Objective
Of the lines in the entries below, state how many hold the word "BODY". Say nothing else.

Supplied data
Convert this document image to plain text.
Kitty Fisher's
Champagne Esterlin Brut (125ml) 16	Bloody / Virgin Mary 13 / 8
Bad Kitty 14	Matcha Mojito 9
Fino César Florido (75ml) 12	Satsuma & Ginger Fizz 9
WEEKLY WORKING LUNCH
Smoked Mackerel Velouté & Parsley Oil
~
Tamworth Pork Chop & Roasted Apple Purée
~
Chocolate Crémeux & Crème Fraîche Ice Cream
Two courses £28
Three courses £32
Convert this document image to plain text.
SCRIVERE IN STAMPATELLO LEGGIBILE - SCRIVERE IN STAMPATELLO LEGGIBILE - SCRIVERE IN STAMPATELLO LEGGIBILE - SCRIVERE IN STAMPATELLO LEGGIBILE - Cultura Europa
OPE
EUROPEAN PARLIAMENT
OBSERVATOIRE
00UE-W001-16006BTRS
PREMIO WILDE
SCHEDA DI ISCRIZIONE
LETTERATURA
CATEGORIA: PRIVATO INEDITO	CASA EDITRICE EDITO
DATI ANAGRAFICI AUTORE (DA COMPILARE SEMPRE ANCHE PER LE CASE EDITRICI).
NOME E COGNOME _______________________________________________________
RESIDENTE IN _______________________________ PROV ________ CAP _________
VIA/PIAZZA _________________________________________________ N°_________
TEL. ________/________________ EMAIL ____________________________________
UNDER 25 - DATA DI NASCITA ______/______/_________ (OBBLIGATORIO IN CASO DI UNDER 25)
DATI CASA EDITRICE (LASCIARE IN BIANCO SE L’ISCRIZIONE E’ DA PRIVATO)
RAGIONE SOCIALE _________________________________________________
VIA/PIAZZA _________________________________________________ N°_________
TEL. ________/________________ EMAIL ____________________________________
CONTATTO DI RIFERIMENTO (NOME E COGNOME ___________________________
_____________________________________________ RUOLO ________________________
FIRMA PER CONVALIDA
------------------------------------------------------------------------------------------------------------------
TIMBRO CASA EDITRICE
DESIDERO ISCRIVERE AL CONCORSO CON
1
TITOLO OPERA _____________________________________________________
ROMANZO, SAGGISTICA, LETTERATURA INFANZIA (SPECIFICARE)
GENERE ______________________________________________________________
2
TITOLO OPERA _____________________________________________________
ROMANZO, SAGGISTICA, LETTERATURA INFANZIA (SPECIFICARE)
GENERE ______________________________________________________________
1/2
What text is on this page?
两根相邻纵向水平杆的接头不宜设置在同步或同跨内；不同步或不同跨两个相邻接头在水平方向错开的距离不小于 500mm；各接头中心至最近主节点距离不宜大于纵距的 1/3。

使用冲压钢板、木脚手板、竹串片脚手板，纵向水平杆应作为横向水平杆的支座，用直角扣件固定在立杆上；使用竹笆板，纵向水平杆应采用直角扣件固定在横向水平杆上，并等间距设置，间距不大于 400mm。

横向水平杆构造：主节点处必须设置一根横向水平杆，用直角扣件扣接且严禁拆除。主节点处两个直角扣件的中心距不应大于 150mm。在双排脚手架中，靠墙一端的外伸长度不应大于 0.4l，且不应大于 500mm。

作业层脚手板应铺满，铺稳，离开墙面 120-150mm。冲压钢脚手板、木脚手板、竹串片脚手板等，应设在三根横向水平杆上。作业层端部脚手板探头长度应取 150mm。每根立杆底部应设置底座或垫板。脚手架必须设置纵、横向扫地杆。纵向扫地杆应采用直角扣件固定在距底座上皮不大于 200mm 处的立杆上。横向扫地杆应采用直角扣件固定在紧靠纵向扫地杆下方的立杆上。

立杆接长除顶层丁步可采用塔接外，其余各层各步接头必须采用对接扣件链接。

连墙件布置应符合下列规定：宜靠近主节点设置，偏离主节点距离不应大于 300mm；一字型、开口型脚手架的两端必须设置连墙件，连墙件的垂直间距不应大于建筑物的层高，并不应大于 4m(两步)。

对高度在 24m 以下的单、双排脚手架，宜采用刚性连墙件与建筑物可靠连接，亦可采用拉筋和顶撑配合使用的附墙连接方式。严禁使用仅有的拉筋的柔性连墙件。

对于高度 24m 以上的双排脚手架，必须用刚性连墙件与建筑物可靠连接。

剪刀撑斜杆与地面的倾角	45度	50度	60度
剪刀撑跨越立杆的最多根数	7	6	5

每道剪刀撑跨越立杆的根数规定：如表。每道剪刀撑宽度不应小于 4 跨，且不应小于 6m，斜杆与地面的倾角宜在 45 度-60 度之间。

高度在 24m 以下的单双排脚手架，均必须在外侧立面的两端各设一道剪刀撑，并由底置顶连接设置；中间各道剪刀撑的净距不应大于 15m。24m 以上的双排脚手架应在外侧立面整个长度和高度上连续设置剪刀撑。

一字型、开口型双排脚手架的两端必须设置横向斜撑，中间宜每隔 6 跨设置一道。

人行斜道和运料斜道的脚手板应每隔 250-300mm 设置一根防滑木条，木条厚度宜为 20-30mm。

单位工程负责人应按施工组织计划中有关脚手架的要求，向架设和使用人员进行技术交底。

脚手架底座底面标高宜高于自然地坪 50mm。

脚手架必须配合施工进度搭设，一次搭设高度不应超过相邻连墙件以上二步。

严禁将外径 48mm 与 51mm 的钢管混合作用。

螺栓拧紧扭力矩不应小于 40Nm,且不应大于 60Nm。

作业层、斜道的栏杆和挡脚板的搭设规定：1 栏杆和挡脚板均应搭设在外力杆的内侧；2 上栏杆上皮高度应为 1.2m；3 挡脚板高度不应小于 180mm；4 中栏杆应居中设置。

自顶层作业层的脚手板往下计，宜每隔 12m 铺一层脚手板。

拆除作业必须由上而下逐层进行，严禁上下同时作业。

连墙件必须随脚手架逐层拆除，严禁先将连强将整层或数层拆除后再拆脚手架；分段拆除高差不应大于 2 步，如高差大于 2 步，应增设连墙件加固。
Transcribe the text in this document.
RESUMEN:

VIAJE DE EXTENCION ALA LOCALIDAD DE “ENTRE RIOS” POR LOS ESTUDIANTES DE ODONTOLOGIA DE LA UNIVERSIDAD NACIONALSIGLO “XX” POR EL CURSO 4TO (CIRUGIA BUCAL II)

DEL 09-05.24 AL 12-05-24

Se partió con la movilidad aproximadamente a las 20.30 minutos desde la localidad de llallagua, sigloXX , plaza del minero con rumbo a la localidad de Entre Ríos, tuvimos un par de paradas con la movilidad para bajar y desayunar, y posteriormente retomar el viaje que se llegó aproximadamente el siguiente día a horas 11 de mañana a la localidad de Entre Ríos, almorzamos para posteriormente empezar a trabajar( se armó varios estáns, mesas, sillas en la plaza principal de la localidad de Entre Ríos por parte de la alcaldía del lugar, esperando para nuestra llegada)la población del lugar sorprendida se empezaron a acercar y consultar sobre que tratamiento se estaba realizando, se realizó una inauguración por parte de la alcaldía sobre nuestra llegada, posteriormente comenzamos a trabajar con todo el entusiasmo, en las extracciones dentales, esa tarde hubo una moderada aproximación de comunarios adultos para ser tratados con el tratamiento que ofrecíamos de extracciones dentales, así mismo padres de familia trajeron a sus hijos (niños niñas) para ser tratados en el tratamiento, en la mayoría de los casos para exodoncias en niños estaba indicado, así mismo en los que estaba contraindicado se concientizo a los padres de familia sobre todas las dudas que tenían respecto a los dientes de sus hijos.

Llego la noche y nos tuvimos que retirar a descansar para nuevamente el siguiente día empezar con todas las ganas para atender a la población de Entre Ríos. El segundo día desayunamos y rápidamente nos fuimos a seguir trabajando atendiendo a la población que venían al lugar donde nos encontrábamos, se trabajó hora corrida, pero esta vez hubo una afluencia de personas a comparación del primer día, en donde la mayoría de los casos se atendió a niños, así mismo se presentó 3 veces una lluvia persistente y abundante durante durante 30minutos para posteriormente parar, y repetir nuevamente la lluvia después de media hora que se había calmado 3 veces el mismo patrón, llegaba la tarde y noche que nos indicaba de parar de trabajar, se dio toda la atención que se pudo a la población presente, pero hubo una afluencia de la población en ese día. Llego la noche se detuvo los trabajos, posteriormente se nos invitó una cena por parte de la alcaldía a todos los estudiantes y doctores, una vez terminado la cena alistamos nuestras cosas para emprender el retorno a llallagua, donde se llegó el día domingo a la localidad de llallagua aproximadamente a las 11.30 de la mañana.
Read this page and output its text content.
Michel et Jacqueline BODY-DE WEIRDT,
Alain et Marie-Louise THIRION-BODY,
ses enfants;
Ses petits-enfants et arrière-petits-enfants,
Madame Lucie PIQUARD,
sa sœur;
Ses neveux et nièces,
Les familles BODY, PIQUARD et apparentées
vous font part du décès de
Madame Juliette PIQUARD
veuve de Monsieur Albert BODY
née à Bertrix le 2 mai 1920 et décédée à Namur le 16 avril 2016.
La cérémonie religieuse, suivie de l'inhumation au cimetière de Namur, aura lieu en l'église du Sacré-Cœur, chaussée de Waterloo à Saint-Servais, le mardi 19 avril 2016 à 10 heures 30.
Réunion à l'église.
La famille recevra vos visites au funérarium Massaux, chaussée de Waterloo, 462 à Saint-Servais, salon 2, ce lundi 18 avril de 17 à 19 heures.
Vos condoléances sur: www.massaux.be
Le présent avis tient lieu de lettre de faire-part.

Output of the task
4